EXERCISE PROMPT ▸
Word for word, print each line of the listing below; pictures stay out.

(Items from a data source)
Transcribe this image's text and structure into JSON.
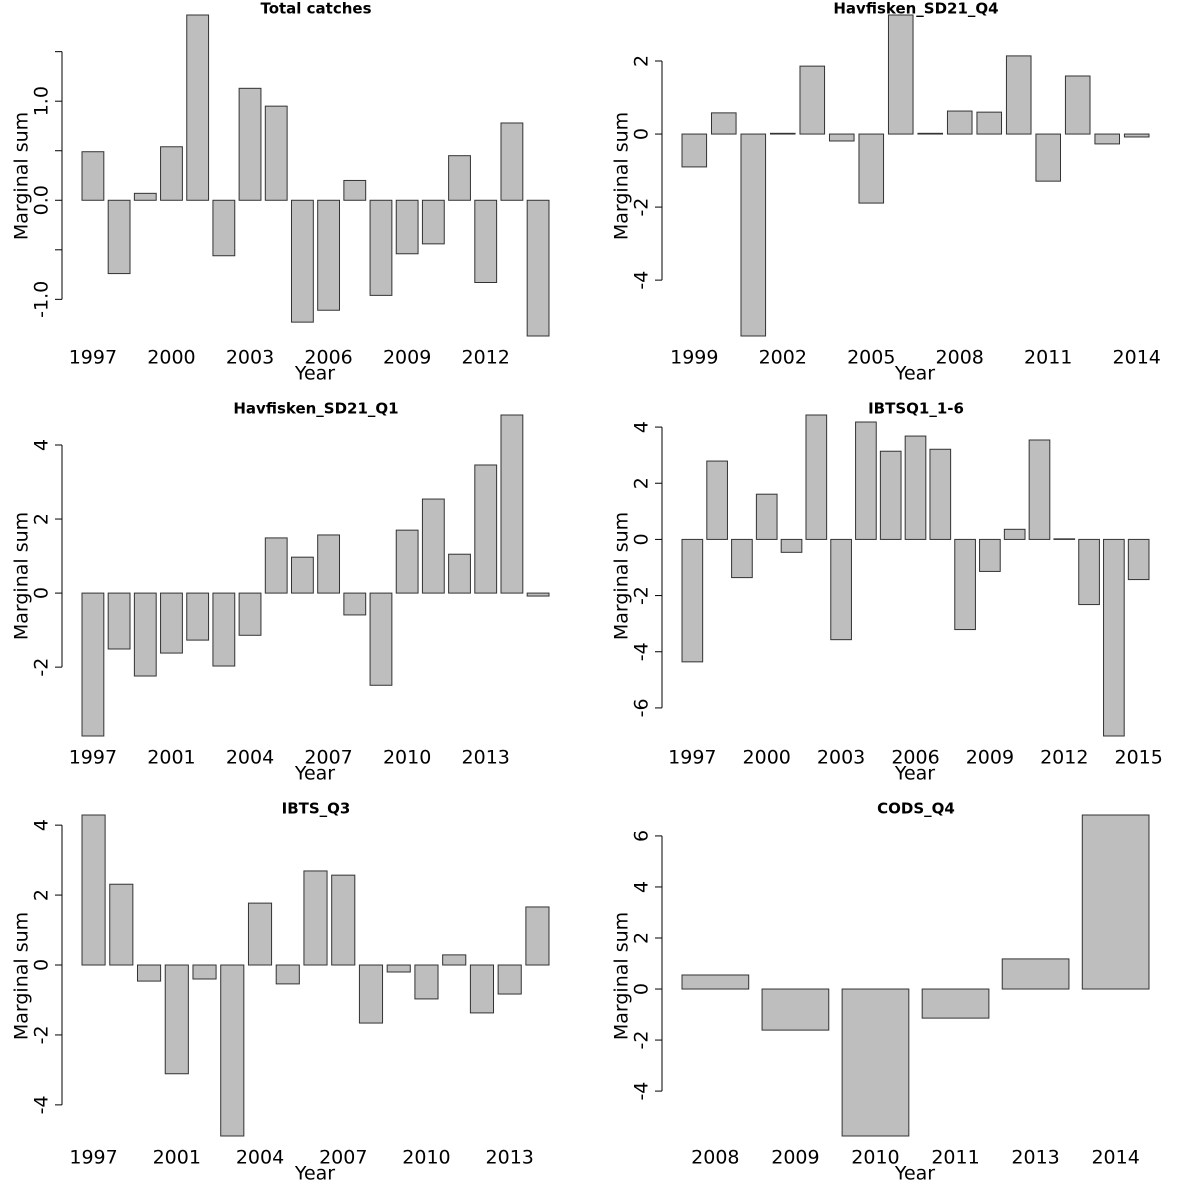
{
  "chart_data": [
    {
      "type": "bar",
      "title": "Total catches",
      "xlabel": "Year",
      "ylabel": "Marginal sum",
      "color": "#bebebe",
      "categories": [
        "1997",
        null,
        null,
        "2000",
        null,
        null,
        "2003",
        null,
        null,
        "2006",
        null,
        null,
        "2009",
        null,
        null,
        "2012",
        null,
        null
      ],
      "values": [
        0.49,
        -0.74,
        0.07,
        0.54,
        1.87,
        -0.56,
        1.13,
        0.95,
        -1.23,
        -1.11,
        0.2,
        -0.96,
        -0.54,
        -0.44,
        0.45,
        -0.83,
        0.78,
        -1.37
      ],
      "ylim": [
        -1.37,
        1.87
      ],
      "yticks": [
        {
          "value": -1,
          "label": "-1.0"
        },
        {
          "value": 0,
          "label": "0.0"
        },
        {
          "value": 1,
          "label": "1.0"
        }
      ],
      "yminorticks": [
        -0.5,
        0.5,
        1.5
      ]
    },
    {
      "type": "bar",
      "title": "Havfisken_SD21_Q4",
      "xlabel": "Year",
      "ylabel": "Marginal sum",
      "color": "#bebebe",
      "categories": [
        "1999",
        null,
        null,
        "2002",
        null,
        null,
        "2005",
        null,
        null,
        "2008",
        null,
        null,
        "2011",
        null,
        null,
        "2014"
      ],
      "values": [
        -0.9,
        0.58,
        -5.53,
        0.02,
        1.86,
        -0.19,
        -1.89,
        3.26,
        0.02,
        0.63,
        0.6,
        2.14,
        -1.29,
        1.59,
        -0.27,
        -0.08
      ],
      "ylim": [
        -5.53,
        3.26
      ],
      "yticks": [
        -4,
        -2,
        0,
        2
      ]
    },
    {
      "type": "bar",
      "title": "Havfisken_SD21_Q1",
      "xlabel": "Year",
      "ylabel": "Marginal sum",
      "color": "#bebebe",
      "categories": [
        "1997",
        null,
        null,
        "2001",
        null,
        null,
        "2004",
        null,
        null,
        "2007",
        null,
        null,
        "2010",
        null,
        null,
        "2013",
        null,
        null
      ],
      "values": [
        -3.86,
        -1.51,
        -2.24,
        -1.62,
        -1.27,
        -1.97,
        -1.14,
        1.49,
        0.97,
        1.57,
        -0.59,
        -2.49,
        1.7,
        2.54,
        1.05,
        3.46,
        4.81,
        -0.08
      ],
      "ylim": [
        -3.86,
        4.81
      ],
      "yticks": [
        -2,
        0,
        2,
        4
      ]
    },
    {
      "type": "bar",
      "title": "IBTSQ1_1-6",
      "xlabel": "Year",
      "ylabel": "Marginal sum",
      "color": "#bebebe",
      "categories": [
        "1997",
        null,
        null,
        "2000",
        null,
        null,
        "2003",
        null,
        null,
        "2006",
        null,
        null,
        "2009",
        null,
        null,
        "2012",
        null,
        null,
        "2015"
      ],
      "values": [
        -4.36,
        2.79,
        -1.36,
        1.61,
        -0.46,
        4.43,
        -3.57,
        4.18,
        3.14,
        3.68,
        3.21,
        -3.21,
        -1.14,
        0.36,
        3.54,
        0.02,
        -2.32,
        -7.0,
        -1.43
      ],
      "ylim": [
        -7.0,
        4.43
      ],
      "yticks": [
        -6,
        -4,
        -2,
        0,
        2,
        4
      ]
    },
    {
      "type": "bar",
      "title": "IBTS_Q3",
      "xlabel": "Year",
      "ylabel": "Marginal sum",
      "color": "#bebebe",
      "categories": [
        "1997",
        null,
        null,
        "2001",
        null,
        null,
        "2004",
        null,
        null,
        "2007",
        null,
        null,
        "2010",
        null,
        null,
        "2013",
        null
      ],
      "values": [
        4.29,
        2.31,
        -0.46,
        -3.11,
        -0.4,
        -4.89,
        1.77,
        -0.54,
        2.69,
        2.57,
        -1.66,
        -0.2,
        -0.97,
        0.29,
        -1.37,
        -0.83,
        1.66
      ],
      "ylim": [
        -4.89,
        4.29
      ],
      "yticks": [
        -4,
        -2,
        0,
        2,
        4
      ]
    },
    {
      "type": "bar",
      "title": "CODS_Q4",
      "xlabel": "Year",
      "ylabel": "Marginal sum",
      "color": "#bebebe",
      "categories": [
        "2008",
        "2009",
        "2010",
        "2011",
        "2013",
        "2014"
      ],
      "values": [
        0.55,
        -1.61,
        -5.76,
        -1.14,
        1.18,
        6.82
      ],
      "ylim": [
        -5.76,
        6.82
      ],
      "yticks": [
        -4,
        -2,
        0,
        2,
        4,
        6
      ]
    }
  ]
}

RESULT FOR THIS EXERCISE ▸
Transcribe this image's text and structure into JSON.
{
  "chart_data": [
    {
      "type": "bar",
      "title": "Total catches",
      "xlabel": "Year",
      "ylabel": "Marginal sum",
      "color": "#bebebe",
      "categories": [
        "1997",
        null,
        null,
        "2000",
        null,
        null,
        "2003",
        null,
        null,
        "2006",
        null,
        null,
        "2009",
        null,
        null,
        "2012",
        null,
        null
      ],
      "values": [
        0.49,
        -0.74,
        0.07,
        0.54,
        1.87,
        -0.56,
        1.13,
        0.95,
        -1.23,
        -1.11,
        0.2,
        -0.96,
        -0.54,
        -0.44,
        0.45,
        -0.83,
        0.78,
        -1.37
      ],
      "ylim": [
        -1.37,
        1.87
      ],
      "yticks": [
        {
          "value": -1,
          "label": "-1.0"
        },
        {
          "value": 0,
          "label": "0.0"
        },
        {
          "value": 1,
          "label": "1.0"
        }
      ],
      "yminorticks": [
        -0.5,
        0.5,
        1.5
      ]
    },
    {
      "type": "bar",
      "title": "Havfisken_SD21_Q4",
      "xlabel": "Year",
      "ylabel": "Marginal sum",
      "color": "#bebebe",
      "categories": [
        "1999",
        null,
        null,
        "2002",
        null,
        null,
        "2005",
        null,
        null,
        "2008",
        null,
        null,
        "2011",
        null,
        null,
        "2014"
      ],
      "values": [
        -0.9,
        0.58,
        -5.53,
        0.02,
        1.86,
        -0.19,
        -1.89,
        3.26,
        0.02,
        0.63,
        0.6,
        2.14,
        -1.29,
        1.59,
        -0.27,
        -0.08
      ],
      "ylim": [
        -5.53,
        3.26
      ],
      "yticks": [
        -4,
        -2,
        0,
        2
      ]
    },
    {
      "type": "bar",
      "title": "Havfisken_SD21_Q1",
      "xlabel": "Year",
      "ylabel": "Marginal sum",
      "color": "#bebebe",
      "categories": [
        "1997",
        null,
        null,
        "2001",
        null,
        null,
        "2004",
        null,
        null,
        "2007",
        null,
        null,
        "2010",
        null,
        null,
        "2013",
        null,
        null
      ],
      "values": [
        -3.86,
        -1.51,
        -2.24,
        -1.62,
        -1.27,
        -1.97,
        -1.14,
        1.49,
        0.97,
        1.57,
        -0.59,
        -2.49,
        1.7,
        2.54,
        1.05,
        3.46,
        4.81,
        -0.08
      ],
      "ylim": [
        -3.86,
        4.81
      ],
      "yticks": [
        -2,
        0,
        2,
        4
      ]
    },
    {
      "type": "bar",
      "title": "IBTSQ1_1-6",
      "xlabel": "Year",
      "ylabel": "Marginal sum",
      "color": "#bebebe",
      "categories": [
        "1997",
        null,
        null,
        "2000",
        null,
        null,
        "2003",
        null,
        null,
        "2006",
        null,
        null,
        "2009",
        null,
        null,
        "2012",
        null,
        null,
        "2015"
      ],
      "values": [
        -4.36,
        2.79,
        -1.36,
        1.61,
        -0.46,
        4.43,
        -3.57,
        4.18,
        3.14,
        3.68,
        3.21,
        -3.21,
        -1.14,
        0.36,
        3.54,
        0.02,
        -2.32,
        -7.0,
        -1.43
      ],
      "ylim": [
        -7.0,
        4.43
      ],
      "yticks": [
        -6,
        -4,
        -2,
        0,
        2,
        4
      ]
    },
    {
      "type": "bar",
      "title": "IBTS_Q3",
      "xlabel": "Year",
      "ylabel": "Marginal sum",
      "color": "#bebebe",
      "categories": [
        "1997",
        null,
        null,
        "2001",
        null,
        null,
        "2004",
        null,
        null,
        "2007",
        null,
        null,
        "2010",
        null,
        null,
        "2013",
        null
      ],
      "values": [
        4.29,
        2.31,
        -0.46,
        -3.11,
        -0.4,
        -4.89,
        1.77,
        -0.54,
        2.69,
        2.57,
        -1.66,
        -0.2,
        -0.97,
        0.29,
        -1.37,
        -0.83,
        1.66
      ],
      "ylim": [
        -4.89,
        4.29
      ],
      "yticks": [
        -4,
        -2,
        0,
        2,
        4
      ]
    },
    {
      "type": "bar",
      "title": "CODS_Q4",
      "xlabel": "Year",
      "ylabel": "Marginal sum",
      "color": "#bebebe",
      "categories": [
        "2008",
        "2009",
        "2010",
        "2011",
        "2013",
        "2014"
      ],
      "values": [
        0.55,
        -1.61,
        -5.76,
        -1.14,
        1.18,
        6.82
      ],
      "ylim": [
        -5.76,
        6.82
      ],
      "yticks": [
        -4,
        -2,
        0,
        2,
        4,
        6
      ]
    }
  ]
}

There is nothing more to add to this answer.